**CHALLENGE:**
Write out the entries again exactly as they are given.

++++ MATERIAL FOR THIS TASK

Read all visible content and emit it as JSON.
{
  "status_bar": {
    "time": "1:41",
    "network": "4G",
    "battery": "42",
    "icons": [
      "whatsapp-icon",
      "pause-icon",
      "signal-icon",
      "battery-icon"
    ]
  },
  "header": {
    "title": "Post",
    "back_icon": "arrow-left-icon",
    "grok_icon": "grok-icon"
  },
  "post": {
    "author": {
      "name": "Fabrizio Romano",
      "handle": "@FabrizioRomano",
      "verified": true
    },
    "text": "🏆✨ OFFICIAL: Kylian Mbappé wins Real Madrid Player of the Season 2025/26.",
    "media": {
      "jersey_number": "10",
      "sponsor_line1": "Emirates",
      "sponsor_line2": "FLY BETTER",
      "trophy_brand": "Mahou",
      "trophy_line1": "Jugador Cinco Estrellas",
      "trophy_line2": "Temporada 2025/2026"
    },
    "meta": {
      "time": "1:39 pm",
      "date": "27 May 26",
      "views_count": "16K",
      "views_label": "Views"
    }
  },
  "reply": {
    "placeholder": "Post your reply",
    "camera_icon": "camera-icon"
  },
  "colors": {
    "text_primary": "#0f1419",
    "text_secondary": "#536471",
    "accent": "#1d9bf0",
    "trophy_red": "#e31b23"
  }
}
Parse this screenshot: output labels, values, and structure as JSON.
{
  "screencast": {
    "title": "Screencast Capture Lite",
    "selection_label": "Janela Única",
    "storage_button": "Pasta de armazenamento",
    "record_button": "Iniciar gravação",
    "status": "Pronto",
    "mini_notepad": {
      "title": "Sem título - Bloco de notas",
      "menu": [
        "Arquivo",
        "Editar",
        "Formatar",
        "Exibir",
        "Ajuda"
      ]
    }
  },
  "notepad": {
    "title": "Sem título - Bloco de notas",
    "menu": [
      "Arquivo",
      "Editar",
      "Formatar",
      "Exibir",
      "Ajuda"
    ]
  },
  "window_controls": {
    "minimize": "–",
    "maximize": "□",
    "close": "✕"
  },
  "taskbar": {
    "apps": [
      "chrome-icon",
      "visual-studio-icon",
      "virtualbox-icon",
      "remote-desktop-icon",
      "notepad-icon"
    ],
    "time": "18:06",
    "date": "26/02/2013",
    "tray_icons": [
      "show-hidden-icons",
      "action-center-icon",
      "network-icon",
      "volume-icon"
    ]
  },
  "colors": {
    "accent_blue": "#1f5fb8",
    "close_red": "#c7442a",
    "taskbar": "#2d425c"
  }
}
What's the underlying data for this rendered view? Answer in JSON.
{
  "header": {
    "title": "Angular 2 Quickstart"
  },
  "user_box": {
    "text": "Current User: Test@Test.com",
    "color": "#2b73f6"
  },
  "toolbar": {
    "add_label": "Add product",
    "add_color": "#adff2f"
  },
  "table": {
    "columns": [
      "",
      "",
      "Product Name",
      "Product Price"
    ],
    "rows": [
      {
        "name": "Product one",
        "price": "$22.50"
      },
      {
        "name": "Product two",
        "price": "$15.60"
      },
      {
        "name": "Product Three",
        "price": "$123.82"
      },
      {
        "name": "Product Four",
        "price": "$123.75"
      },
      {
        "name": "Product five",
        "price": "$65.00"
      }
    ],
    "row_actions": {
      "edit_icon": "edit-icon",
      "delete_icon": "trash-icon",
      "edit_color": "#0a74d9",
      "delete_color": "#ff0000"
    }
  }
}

++++++++

**RESULT OF THIS EXERCISE:**
Read all visible content and emit it as JSON.
{
  "status_bar": {
    "time": "1:41",
    "network": "4G",
    "battery": "42",
    "icons": [
      "whatsapp-icon",
      "pause-icon",
      "signal-icon",
      "battery-icon"
    ]
  },
  "header": {
    "title": "Post",
    "back_icon": "arrow-left-icon",
    "grok_icon": "grok-icon"
  },
  "post": {
    "author": {
      "name": "Fabrizio Romano",
      "handle": "@FabrizioRomano",
      "verified": true
    },
    "text": "🏆✨ OFFICIAL: Kylian Mbappé wins Real Madrid Player of the Season 2025/26.",
    "media": {
      "jersey_number": "10",
      "sponsor_line1": "Emirates",
      "sponsor_line2": "FLY BETTER",
      "trophy_brand": "Mahou",
      "trophy_line1": "Jugador Cinco Estrellas",
      "trophy_line2": "Temporada 2025/2026"
    },
    "meta": {
      "time": "1:39 pm",
      "date": "27 May 26",
      "views_count": "16K",
      "views_label": "Views"
    }
  },
  "reply": {
    "placeholder": "Post your reply",
    "camera_icon": "camera-icon"
  },
  "colors": {
    "text_primary": "#0f1419",
    "text_secondary": "#536471",
    "accent": "#1d9bf0",
    "trophy_red": "#e31b23"
  }
}
Parse this screenshot: output labels, values, and structure as JSON.
{
  "screencast": {
    "title": "Screencast Capture Lite",
    "selection_label": "Janela Única",
    "storage_button": "Pasta de armazenamento",
    "record_button": "Iniciar gravação",
    "status": "Pronto",
    "mini_notepad": {
      "title": "Sem título - Bloco de notas",
      "menu": [
        "Arquivo",
        "Editar",
        "Formatar",
        "Exibir",
        "Ajuda"
      ]
    }
  },
  "notepad": {
    "title": "Sem título - Bloco de notas",
    "menu": [
      "Arquivo",
      "Editar",
      "Formatar",
      "Exibir",
      "Ajuda"
    ]
  },
  "window_controls": {
    "minimize": "–",
    "maximize": "□",
    "close": "✕"
  },
  "taskbar": {
    "apps": [
      "chrome-icon",
      "visual-studio-icon",
      "virtualbox-icon",
      "remote-desktop-icon",
      "notepad-icon"
    ],
    "time": "18:06",
    "date": "26/02/2013",
    "tray_icons": [
      "show-hidden-icons",
      "action-center-icon",
      "network-icon",
      "volume-icon"
    ]
  },
  "colors": {
    "accent_blue": "#1f5fb8",
    "close_red": "#c7442a",
    "taskbar": "#2d425c"
  }
}
What's the underlying data for this rendered view? Answer in JSON.
{
  "header": {
    "title": "Angular 2 Quickstart"
  },
  "user_box": {
    "text": "Current User: Test@Test.com",
    "color": "#2b73f6"
  },
  "toolbar": {
    "add_label": "Add product",
    "add_color": "#adff2f"
  },
  "table": {
    "columns": [
      "",
      "",
      "Product Name",
      "Product Price"
    ],
    "rows": [
      {
        "name": "Product one",
        "price": "$22.50"
      },
      {
        "name": "Product two",
        "price": "$15.60"
      },
      {
        "name": "Product Three",
        "price": "$123.82"
      },
      {
        "name": "Product Four",
        "price": "$123.75"
      },
      {
        "name": "Product five",
        "price": "$65.00"
      }
    ],
    "row_actions": {
      "edit_icon": "edit-icon",
      "delete_icon": "trash-icon",
      "edit_color": "#0a74d9",
      "delete_color": "#ff0000"
    }
  }
}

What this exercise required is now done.